Your objective
Give back the entire listing verbatim.
· · ·
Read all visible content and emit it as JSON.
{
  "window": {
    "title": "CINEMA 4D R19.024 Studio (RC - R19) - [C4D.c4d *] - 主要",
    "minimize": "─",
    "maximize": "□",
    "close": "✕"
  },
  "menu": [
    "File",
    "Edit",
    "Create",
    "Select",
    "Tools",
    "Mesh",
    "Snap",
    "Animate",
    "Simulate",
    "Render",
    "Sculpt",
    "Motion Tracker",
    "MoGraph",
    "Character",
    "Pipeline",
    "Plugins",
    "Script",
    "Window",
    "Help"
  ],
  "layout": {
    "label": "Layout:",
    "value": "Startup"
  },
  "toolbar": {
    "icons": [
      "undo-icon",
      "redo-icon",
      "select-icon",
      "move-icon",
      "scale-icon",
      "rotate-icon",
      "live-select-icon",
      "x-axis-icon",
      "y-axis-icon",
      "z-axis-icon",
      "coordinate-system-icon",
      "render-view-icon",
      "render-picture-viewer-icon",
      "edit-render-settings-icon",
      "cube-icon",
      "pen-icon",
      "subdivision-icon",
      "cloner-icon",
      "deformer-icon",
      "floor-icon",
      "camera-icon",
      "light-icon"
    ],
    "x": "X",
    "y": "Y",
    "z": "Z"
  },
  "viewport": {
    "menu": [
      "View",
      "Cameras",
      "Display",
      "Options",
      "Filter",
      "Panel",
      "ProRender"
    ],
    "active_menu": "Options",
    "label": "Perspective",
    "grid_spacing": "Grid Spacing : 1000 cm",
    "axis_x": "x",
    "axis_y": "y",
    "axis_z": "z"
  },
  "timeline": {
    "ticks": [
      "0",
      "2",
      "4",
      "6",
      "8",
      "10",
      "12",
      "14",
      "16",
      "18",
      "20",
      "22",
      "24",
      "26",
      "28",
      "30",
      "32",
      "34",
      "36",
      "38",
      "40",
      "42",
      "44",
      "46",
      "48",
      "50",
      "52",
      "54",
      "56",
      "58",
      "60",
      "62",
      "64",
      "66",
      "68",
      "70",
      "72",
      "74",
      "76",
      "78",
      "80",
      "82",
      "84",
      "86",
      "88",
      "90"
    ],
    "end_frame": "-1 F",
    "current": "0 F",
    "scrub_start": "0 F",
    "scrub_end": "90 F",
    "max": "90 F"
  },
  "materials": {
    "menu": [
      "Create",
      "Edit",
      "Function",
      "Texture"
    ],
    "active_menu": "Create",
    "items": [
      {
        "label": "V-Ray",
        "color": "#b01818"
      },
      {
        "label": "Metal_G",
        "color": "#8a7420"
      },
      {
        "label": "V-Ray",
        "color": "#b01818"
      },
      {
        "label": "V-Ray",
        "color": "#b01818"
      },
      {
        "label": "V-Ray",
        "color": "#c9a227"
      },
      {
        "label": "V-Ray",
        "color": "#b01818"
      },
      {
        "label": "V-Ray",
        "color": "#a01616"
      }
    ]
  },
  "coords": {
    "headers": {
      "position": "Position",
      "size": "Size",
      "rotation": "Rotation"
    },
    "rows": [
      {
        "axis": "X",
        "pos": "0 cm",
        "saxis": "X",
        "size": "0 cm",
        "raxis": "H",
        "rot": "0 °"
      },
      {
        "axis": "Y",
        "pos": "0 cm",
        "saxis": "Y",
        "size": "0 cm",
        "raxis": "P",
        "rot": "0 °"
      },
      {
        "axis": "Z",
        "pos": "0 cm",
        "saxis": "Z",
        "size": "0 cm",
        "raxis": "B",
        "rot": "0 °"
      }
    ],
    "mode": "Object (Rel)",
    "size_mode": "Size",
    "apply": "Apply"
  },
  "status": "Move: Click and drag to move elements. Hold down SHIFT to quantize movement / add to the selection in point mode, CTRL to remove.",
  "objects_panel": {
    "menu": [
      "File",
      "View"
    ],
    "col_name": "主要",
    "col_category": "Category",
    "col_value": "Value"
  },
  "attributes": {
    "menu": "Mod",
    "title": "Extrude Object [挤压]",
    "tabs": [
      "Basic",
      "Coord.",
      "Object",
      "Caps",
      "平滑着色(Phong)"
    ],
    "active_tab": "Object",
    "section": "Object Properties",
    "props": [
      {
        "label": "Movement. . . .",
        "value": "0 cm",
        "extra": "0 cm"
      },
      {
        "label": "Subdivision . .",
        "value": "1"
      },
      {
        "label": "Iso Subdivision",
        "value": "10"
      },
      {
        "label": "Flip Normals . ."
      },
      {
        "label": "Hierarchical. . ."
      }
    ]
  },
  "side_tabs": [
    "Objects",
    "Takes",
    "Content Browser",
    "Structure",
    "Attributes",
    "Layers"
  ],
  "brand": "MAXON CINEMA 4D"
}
· · ·
Response to this task
Read all visible content and emit it as JSON.
{
  "window": {
    "title": "CINEMA 4D R19.024 Studio (RC - R19) - [C4D.c4d *] - 主要",
    "minimize": "─",
    "maximize": "□",
    "close": "✕"
  },
  "menu": [
    "File",
    "Edit",
    "Create",
    "Select",
    "Tools",
    "Mesh",
    "Snap",
    "Animate",
    "Simulate",
    "Render",
    "Sculpt",
    "Motion Tracker",
    "MoGraph",
    "Character",
    "Pipeline",
    "Plugins",
    "Script",
    "Window",
    "Help"
  ],
  "layout": {
    "label": "Layout:",
    "value": "Startup"
  },
  "toolbar": {
    "icons": [
      "undo-icon",
      "redo-icon",
      "select-icon",
      "move-icon",
      "scale-icon",
      "rotate-icon",
      "live-select-icon",
      "x-axis-icon",
      "y-axis-icon",
      "z-axis-icon",
      "coordinate-system-icon",
      "render-view-icon",
      "render-picture-viewer-icon",
      "edit-render-settings-icon",
      "cube-icon",
      "pen-icon",
      "subdivision-icon",
      "cloner-icon",
      "deformer-icon",
      "floor-icon",
      "camera-icon",
      "light-icon"
    ],
    "x": "X",
    "y": "Y",
    "z": "Z"
  },
  "viewport": {
    "menu": [
      "View",
      "Cameras",
      "Display",
      "Options",
      "Filter",
      "Panel",
      "ProRender"
    ],
    "active_menu": "Options",
    "label": "Perspective",
    "grid_spacing": "Grid Spacing : 1000 cm",
    "axis_x": "x",
    "axis_y": "y",
    "axis_z": "z"
  },
  "timeline": {
    "ticks": [
      "0",
      "2",
      "4",
      "6",
      "8",
      "10",
      "12",
      "14",
      "16",
      "18",
      "20",
      "22",
      "24",
      "26",
      "28",
      "30",
      "32",
      "34",
      "36",
      "38",
      "40",
      "42",
      "44",
      "46",
      "48",
      "50",
      "52",
      "54",
      "56",
      "58",
      "60",
      "62",
      "64",
      "66",
      "68",
      "70",
      "72",
      "74",
      "76",
      "78",
      "80",
      "82",
      "84",
      "86",
      "88",
      "90"
    ],
    "end_frame": "-1 F",
    "current": "0 F",
    "scrub_start": "0 F",
    "scrub_end": "90 F",
    "max": "90 F"
  },
  "materials": {
    "menu": [
      "Create",
      "Edit",
      "Function",
      "Texture"
    ],
    "active_menu": "Create",
    "items": [
      {
        "label": "V-Ray",
        "color": "#b01818"
      },
      {
        "label": "Metal_G",
        "color": "#8a7420"
      },
      {
        "label": "V-Ray",
        "color": "#b01818"
      },
      {
        "label": "V-Ray",
        "color": "#b01818"
      },
      {
        "label": "V-Ray",
        "color": "#c9a227"
      },
      {
        "label": "V-Ray",
        "color": "#b01818"
      },
      {
        "label": "V-Ray",
        "color": "#a01616"
      }
    ]
  },
  "coords": {
    "headers": {
      "position": "Position",
      "size": "Size",
      "rotation": "Rotation"
    },
    "rows": [
      {
        "axis": "X",
        "pos": "0 cm",
        "saxis": "X",
        "size": "0 cm",
        "raxis": "H",
        "rot": "0 °"
      },
      {
        "axis": "Y",
        "pos": "0 cm",
        "saxis": "Y",
        "size": "0 cm",
        "raxis": "P",
        "rot": "0 °"
      },
      {
        "axis": "Z",
        "pos": "0 cm",
        "saxis": "Z",
        "size": "0 cm",
        "raxis": "B",
        "rot": "0 °"
      }
    ],
    "mode": "Object (Rel)",
    "size_mode": "Size",
    "apply": "Apply"
  },
  "status": "Move: Click and drag to move elements. Hold down SHIFT to quantize movement / add to the selection in point mode, CTRL to remove.",
  "objects_panel": {
    "menu": [
      "File",
      "View"
    ],
    "col_name": "主要",
    "col_category": "Category",
    "col_value": "Value"
  },
  "attributes": {
    "menu": "Mod",
    "title": "Extrude Object [挤压]",
    "tabs": [
      "Basic",
      "Coord.",
      "Object",
      "Caps",
      "平滑着色(Phong)"
    ],
    "active_tab": "Object",
    "section": "Object Properties",
    "props": [
      {
        "label": "Movement. . . .",
        "value": "0 cm",
        "extra": "0 cm"
      },
      {
        "label": "Subdivision . .",
        "value": "1"
      },
      {
        "label": "Iso Subdivision",
        "value": "10"
      },
      {
        "label": "Flip Normals . ."
      },
      {
        "label": "Hierarchical. . ."
      }
    ]
  },
  "side_tabs": [
    "Objects",
    "Takes",
    "Content Browser",
    "Structure",
    "Attributes",
    "Layers"
  ],
  "brand": "MAXON CINEMA 4D"
}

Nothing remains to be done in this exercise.